### [What you should do]
Exactly as given, repeat all of the entries.

Data excerpts

# # # #

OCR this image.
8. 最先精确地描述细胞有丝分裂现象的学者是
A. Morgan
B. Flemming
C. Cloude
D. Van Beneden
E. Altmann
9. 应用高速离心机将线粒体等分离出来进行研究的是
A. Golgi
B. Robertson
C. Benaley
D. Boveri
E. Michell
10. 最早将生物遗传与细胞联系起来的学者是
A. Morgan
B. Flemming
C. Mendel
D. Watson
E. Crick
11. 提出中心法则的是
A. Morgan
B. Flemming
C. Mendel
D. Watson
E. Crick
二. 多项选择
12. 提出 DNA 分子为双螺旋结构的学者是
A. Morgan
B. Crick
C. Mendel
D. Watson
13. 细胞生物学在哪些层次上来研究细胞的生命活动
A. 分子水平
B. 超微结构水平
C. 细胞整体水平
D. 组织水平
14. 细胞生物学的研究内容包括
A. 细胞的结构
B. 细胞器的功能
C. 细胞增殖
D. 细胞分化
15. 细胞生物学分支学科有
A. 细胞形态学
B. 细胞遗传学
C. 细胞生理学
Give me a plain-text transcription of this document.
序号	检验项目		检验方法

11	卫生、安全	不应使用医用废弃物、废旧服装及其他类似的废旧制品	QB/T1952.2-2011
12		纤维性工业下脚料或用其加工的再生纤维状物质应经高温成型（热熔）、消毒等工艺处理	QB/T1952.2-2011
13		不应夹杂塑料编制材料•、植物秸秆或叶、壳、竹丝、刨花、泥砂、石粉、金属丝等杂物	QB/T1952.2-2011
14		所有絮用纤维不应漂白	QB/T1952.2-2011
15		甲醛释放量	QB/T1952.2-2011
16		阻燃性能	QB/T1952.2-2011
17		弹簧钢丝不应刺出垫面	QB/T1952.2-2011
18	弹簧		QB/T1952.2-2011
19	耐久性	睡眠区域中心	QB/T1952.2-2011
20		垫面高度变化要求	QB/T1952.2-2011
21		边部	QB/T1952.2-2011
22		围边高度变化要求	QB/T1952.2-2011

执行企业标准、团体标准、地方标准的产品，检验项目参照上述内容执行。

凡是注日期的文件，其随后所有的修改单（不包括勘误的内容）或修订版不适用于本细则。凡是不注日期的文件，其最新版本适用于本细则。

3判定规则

# # # #

### [Final result]
OCR this image.
8. 最先精确地描述细胞有丝分裂现象的学者是
A. Morgan
B. Flemming
C. Cloude
D. Van Beneden
E. Altmann
9. 应用高速离心机将线粒体等分离出来进行研究的是
A. Golgi
B. Robertson
C. Benaley
D. Boveri
E. Michell
10. 最早将生物遗传与细胞联系起来的学者是
A. Morgan
B. Flemming
C. Mendel
D. Watson
E. Crick
11. 提出中心法则的是
A. Morgan
B. Flemming
C. Mendel
D. Watson
E. Crick
二. 多项选择
12. 提出 DNA 分子为双螺旋结构的学者是
A. Morgan
B. Crick
C. Mendel
D. Watson
13. 细胞生物学在哪些层次上来研究细胞的生命活动
A. 分子水平
B. 超微结构水平
C. 细胞整体水平
D. 组织水平
14. 细胞生物学的研究内容包括
A. 细胞的结构
B. 细胞器的功能
C. 细胞增殖
D. 细胞分化
15. 细胞生物学分支学科有
A. 细胞形态学
B. 细胞遗传学
C. 细胞生理学
Give me a plain-text transcription of this document.
序号	检验项目		检验方法

11	卫生、安全	不应使用医用废弃物、废旧服装及其他类似的废旧制品	QB/T1952.2-2011
12		纤维性工业下脚料或用其加工的再生纤维状物质应经高温成型（热熔）、消毒等工艺处理	QB/T1952.2-2011
13		不应夹杂塑料编制材料•、植物秸秆或叶、壳、竹丝、刨花、泥砂、石粉、金属丝等杂物	QB/T1952.2-2011
14		所有絮用纤维不应漂白	QB/T1952.2-2011
15		甲醛释放量	QB/T1952.2-2011
16		阻燃性能	QB/T1952.2-2011
17		弹簧钢丝不应刺出垫面	QB/T1952.2-2011
18	弹簧		QB/T1952.2-2011
19	耐久性	睡眠区域中心	QB/T1952.2-2011
20		垫面高度变化要求	QB/T1952.2-2011
21		边部	QB/T1952.2-2011
22		围边高度变化要求	QB/T1952.2-2011

执行企业标准、团体标准、地方标准的产品，检验项目参照上述内容执行。

凡是注日期的文件，其随后所有的修改单（不包括勘误的内容）或修订版不适用于本细则。凡是不注日期的文件，其最新版本适用于本细则。

3判定规则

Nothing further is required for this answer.